>> begin Dataset rows

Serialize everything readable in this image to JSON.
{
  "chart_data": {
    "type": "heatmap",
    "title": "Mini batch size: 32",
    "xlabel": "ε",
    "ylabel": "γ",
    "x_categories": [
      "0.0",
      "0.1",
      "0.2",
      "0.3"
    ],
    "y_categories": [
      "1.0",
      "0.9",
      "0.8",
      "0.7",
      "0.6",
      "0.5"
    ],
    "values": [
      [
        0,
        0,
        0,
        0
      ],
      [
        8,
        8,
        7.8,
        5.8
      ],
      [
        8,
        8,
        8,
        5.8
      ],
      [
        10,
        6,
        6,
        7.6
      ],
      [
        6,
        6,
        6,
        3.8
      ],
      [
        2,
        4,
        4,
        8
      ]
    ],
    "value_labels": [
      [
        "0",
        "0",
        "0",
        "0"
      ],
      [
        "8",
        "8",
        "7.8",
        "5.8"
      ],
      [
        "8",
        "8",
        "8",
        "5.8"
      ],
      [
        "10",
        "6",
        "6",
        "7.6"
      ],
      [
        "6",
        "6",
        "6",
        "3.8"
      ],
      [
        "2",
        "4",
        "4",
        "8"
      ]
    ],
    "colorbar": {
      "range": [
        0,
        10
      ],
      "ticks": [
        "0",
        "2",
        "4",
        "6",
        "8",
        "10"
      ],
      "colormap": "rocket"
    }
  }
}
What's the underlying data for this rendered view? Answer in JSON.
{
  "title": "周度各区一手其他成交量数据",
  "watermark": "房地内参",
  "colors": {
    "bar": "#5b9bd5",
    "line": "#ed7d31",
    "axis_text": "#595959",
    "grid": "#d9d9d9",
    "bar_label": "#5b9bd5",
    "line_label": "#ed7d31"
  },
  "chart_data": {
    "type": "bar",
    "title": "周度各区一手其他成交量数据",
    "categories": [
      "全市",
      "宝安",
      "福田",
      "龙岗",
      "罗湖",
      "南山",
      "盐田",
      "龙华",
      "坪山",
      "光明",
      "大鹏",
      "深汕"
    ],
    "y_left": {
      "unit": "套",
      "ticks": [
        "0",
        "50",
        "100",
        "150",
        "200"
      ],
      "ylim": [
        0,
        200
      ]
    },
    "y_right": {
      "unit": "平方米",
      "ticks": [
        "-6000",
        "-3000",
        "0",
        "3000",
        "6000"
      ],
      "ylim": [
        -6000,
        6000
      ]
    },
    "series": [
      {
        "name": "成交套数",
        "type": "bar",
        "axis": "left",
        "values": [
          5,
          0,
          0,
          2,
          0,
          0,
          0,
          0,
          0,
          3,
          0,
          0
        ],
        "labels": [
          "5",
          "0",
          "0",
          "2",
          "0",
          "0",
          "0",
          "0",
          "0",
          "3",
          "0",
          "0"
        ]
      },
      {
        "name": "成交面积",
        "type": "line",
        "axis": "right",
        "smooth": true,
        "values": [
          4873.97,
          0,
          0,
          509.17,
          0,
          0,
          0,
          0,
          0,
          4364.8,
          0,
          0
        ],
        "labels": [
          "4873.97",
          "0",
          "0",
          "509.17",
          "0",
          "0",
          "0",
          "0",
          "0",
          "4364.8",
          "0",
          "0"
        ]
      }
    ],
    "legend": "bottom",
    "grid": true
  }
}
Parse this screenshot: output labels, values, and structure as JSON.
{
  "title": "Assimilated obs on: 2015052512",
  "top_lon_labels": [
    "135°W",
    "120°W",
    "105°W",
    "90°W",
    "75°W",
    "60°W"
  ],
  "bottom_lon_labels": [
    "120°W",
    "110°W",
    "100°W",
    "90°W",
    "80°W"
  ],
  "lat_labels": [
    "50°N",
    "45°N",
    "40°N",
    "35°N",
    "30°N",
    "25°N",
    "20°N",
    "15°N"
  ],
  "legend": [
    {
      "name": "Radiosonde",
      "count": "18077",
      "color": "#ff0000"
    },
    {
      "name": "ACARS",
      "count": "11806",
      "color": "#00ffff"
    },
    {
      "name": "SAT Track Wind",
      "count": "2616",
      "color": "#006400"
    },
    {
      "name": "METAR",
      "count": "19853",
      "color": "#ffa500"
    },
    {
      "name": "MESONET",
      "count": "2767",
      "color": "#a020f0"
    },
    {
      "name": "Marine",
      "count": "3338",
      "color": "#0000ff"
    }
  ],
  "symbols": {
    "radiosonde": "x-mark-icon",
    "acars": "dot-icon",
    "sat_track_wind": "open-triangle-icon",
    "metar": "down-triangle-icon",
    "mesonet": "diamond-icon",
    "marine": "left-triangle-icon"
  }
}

>> end Dataset rows

= Aim =
Copy each line holding the word "title" from the listing above.

= Solution to this task =
    "title": "Mini batch size: 32",
  "title": "周度各区一手其他成交量数据",
    "title": "周度各区一手其他成交量数据",
  "title": "Assimilated obs on: 2015052512",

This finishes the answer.